* _Task material_

::::

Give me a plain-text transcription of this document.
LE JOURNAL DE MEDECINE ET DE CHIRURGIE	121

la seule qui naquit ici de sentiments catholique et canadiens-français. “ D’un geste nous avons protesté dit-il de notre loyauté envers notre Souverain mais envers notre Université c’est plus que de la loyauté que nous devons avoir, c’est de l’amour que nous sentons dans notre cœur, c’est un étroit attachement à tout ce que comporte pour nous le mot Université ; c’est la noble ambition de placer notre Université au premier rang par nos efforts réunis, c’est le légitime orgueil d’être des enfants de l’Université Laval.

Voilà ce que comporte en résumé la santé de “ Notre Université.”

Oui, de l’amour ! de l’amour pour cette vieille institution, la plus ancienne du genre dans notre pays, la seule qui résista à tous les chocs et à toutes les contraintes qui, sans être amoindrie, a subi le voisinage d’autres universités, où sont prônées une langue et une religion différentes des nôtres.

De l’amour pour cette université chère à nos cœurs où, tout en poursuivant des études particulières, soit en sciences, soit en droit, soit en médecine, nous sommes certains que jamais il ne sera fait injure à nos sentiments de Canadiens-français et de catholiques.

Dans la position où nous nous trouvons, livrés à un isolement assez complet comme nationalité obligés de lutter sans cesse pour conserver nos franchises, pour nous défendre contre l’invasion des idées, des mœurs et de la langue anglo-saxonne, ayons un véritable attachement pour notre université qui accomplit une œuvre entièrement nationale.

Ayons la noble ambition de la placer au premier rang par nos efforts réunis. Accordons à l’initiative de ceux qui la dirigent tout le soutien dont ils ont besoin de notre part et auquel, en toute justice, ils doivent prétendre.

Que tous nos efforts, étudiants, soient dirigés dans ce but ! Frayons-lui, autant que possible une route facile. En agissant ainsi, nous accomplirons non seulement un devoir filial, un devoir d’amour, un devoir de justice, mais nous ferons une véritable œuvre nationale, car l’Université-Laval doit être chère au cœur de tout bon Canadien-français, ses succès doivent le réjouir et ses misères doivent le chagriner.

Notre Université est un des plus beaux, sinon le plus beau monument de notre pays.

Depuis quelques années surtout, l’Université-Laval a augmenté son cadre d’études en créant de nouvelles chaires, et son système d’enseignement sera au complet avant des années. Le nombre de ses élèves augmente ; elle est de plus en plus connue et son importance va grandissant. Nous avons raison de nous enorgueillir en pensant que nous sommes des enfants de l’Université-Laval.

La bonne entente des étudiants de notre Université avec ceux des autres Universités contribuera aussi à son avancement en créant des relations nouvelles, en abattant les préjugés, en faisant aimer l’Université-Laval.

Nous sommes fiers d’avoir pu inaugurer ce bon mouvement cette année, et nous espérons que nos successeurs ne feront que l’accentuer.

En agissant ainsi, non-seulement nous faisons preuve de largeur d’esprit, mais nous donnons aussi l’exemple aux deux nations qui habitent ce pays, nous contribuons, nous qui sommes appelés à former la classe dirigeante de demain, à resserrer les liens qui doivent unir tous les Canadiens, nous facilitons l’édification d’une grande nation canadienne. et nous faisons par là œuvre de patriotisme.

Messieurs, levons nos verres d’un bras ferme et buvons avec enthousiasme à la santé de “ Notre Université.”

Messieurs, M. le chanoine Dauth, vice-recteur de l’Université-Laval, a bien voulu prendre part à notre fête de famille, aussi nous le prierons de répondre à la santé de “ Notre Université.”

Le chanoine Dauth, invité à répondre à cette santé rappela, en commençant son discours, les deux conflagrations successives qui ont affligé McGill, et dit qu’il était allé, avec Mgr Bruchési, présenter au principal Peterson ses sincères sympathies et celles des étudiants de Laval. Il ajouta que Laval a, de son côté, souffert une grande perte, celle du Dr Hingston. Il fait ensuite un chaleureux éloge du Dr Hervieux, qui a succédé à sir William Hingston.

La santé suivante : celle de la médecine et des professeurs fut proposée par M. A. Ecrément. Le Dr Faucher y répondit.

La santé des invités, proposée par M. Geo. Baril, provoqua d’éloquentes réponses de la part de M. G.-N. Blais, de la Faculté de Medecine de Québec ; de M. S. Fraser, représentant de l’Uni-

::::

* _What to produce_
Extract the listing in its entirety and repeat it exactly.

* _Written response_
Give me a plain-text transcription of this document.
LE JOURNAL DE MEDECINE ET DE CHIRURGIE	121

la seule qui naquit ici de sentiments catholique et canadiens-français. “ D’un geste nous avons protesté dit-il de notre loyauté envers notre Souverain mais envers notre Université c’est plus que de la loyauté que nous devons avoir, c’est de l’amour que nous sentons dans notre cœur, c’est un étroit attachement à tout ce que comporte pour nous le mot Université ; c’est la noble ambition de placer notre Université au premier rang par nos efforts réunis, c’est le légitime orgueil d’être des enfants de l’Université Laval.

Voilà ce que comporte en résumé la santé de “ Notre Université.”

Oui, de l’amour ! de l’amour pour cette vieille institution, la plus ancienne du genre dans notre pays, la seule qui résista à tous les chocs et à toutes les contraintes qui, sans être amoindrie, a subi le voisinage d’autres universités, où sont prônées une langue et une religion différentes des nôtres.

De l’amour pour cette université chère à nos cœurs où, tout en poursuivant des études particulières, soit en sciences, soit en droit, soit en médecine, nous sommes certains que jamais il ne sera fait injure à nos sentiments de Canadiens-français et de catholiques.

Dans la position où nous nous trouvons, livrés à un isolement assez complet comme nationalité obligés de lutter sans cesse pour conserver nos franchises, pour nous défendre contre l’invasion des idées, des mœurs et de la langue anglo-saxonne, ayons un véritable attachement pour notre université qui accomplit une œuvre entièrement nationale.

Ayons la noble ambition de la placer au premier rang par nos efforts réunis. Accordons à l’initiative de ceux qui la dirigent tout le soutien dont ils ont besoin de notre part et auquel, en toute justice, ils doivent prétendre.

Que tous nos efforts, étudiants, soient dirigés dans ce but ! Frayons-lui, autant que possible une route facile. En agissant ainsi, nous accomplirons non seulement un devoir filial, un devoir d’amour, un devoir de justice, mais nous ferons une véritable œuvre nationale, car l’Université-Laval doit être chère au cœur de tout bon Canadien-français, ses succès doivent le réjouir et ses misères doivent le chagriner.

Notre Université est un des plus beaux, sinon le plus beau monument de notre pays.

Depuis quelques années surtout, l’Université-Laval a augmenté son cadre d’études en créant de nouvelles chaires, et son système d’enseignement sera au complet avant des années. Le nombre de ses élèves augmente ; elle est de plus en plus connue et son importance va grandissant. Nous avons raison de nous enorgueillir en pensant que nous sommes des enfants de l’Université-Laval.

La bonne entente des étudiants de notre Université avec ceux des autres Universités contribuera aussi à son avancement en créant des relations nouvelles, en abattant les préjugés, en faisant aimer l’Université-Laval.

Nous sommes fiers d’avoir pu inaugurer ce bon mouvement cette année, et nous espérons que nos successeurs ne feront que l’accentuer.

En agissant ainsi, non-seulement nous faisons preuve de largeur d’esprit, mais nous donnons aussi l’exemple aux deux nations qui habitent ce pays, nous contribuons, nous qui sommes appelés à former la classe dirigeante de demain, à resserrer les liens qui doivent unir tous les Canadiens, nous facilitons l’édification d’une grande nation canadienne. et nous faisons par là œuvre de patriotisme.

Messieurs, levons nos verres d’un bras ferme et buvons avec enthousiasme à la santé de “ Notre Université.”

Messieurs, M. le chanoine Dauth, vice-recteur de l’Université-Laval, a bien voulu prendre part à notre fête de famille, aussi nous le prierons de répondre à la santé de “ Notre Université.”

Le chanoine Dauth, invité à répondre à cette santé rappela, en commençant son discours, les deux conflagrations successives qui ont affligé McGill, et dit qu’il était allé, avec Mgr Bruchési, présenter au principal Peterson ses sincères sympathies et celles des étudiants de Laval. Il ajouta que Laval a, de son côté, souffert une grande perte, celle du Dr Hingston. Il fait ensuite un chaleureux éloge du Dr Hervieux, qui a succédé à sir William Hingston.

La santé suivante : celle de la médecine et des professeurs fut proposée par M. A. Ecrément. Le Dr Faucher y répondit.

La santé des invités, proposée par M. Geo. Baril, provoqua d’éloquentes réponses de la part de M. G.-N. Blais, de la Faculté de Medecine de Québec ; de M. S. Fraser, représentant de l’Uni-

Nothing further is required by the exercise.